** Document segment **
XR3 Plug-In Hybrid [XR3 Diesel-Electric Car]

The XR3 Personal Transit Vehicle (PTV) is a super-fuel-efficient two-passenger plug-in hybrid that achieves 125 mpg on diesel power alone, 225 mpg equivalent when diesel and electric power are used in series, and performance like a conventional automobile. The design of the XR3 Hybrid is based on existing technologies and a vehicle "personality" that makes conserving energy a fun driving experience. It showcases the design ideas explored in Robert Q. Riley's book, Alternative Cars in the 21st Century.

At just 1480 pounds, this high-performance design combines fast acceleration, a maximum speed of 80 mph, and fuel economy of 125- to over 200-mpg.

Its clam-shell canopy and three-wheel platform boldly differentiates the XR3 from conventional passenger cars. The vehicle's hybrid power system, diesel engine, and low curb weight are the main ingredients of its super-high fuel economy and excellent performance. Acceleration equal to that of a conventional car and a maximum speed of 80 mph make the XR3 Hybrid equally at home on freeways and surface streets.

Plans enable people with common building skills to build a duplicate of the XR3 Hybrid prototype. Or using the technical information in the construction manual, readers will understand the factors that influence fuel economy, and learn how to make any car achieve greater fuel economy. The XR3 Hybrid gives enthusiasts and experimenters the opportunity to significantly reduce their transportation expenses and have fun doing it. On a broader level, the vehicle is a highly visible example of the kinds of vehicles that could help reduce personal mobility energy.

The Technology of Fuel Economy

The vehicle's performance and fuel economy comes from a combination of two fundamental design factors. First, it is essential to keep the vehicle as light as possible in order to reduce the amount of mechanical "work" that has to be done. The method of getting rid of unwanted mass while still keeping the car's mechanical benefits demands good design and modern materials. Once the amount of "work" has been minimized, then the other part of the equation is to do the remaining "work" as efficiently as possible. And that's where the hybrid power system comes in. So the fundamental approach is very simple.

Plug-In Hybrid Architecture

The XR3 is a "plug-in hybrid." This makes it possible to drive on battery power alone on trips of about 40 miles. And when both the diesel and the battery-electric systems are used in series, fuel economy increases to over 200-mpg. Fuel economy is about 125-mpg on diesel power alone.

** Work required **
Reproduce word for word the passage of the XR3 hybrid description between "The XR3 Personal" and "125- to over 200-mpg.", inclusive.

** Given information **

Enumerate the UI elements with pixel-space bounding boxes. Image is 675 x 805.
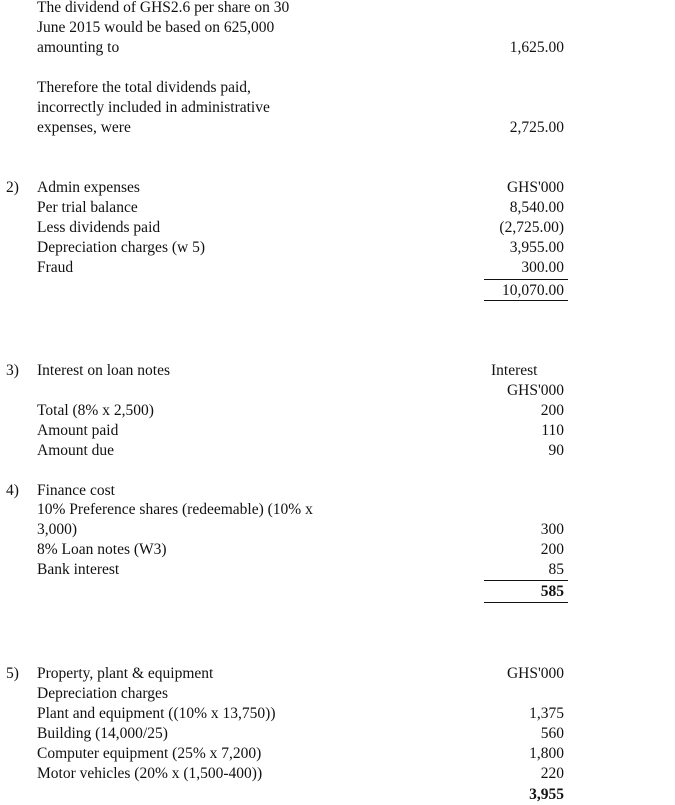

** Full answer **
The XR3 Personal Transit Vehicle (PTV) is a super-fuel-efficient two-passenger plug-in hybrid that achieves 125 mpg on diesel power alone, 225 mpg equivalent when diesel and electric power are used in series, and performance like a conventional automobile. The design of the XR3 Hybrid is based on existing technologies and a vehicle "personality" that makes conserving energy a fun driving experience. It showcases the design ideas explored in Robert Q. Riley's book, Alternative Cars in the 21st Century.

At just 1480 pounds, this high-performance design combines fast acceleration, a maximum speed of 80 mph, and fuel economy of 125- to over 200-mpg.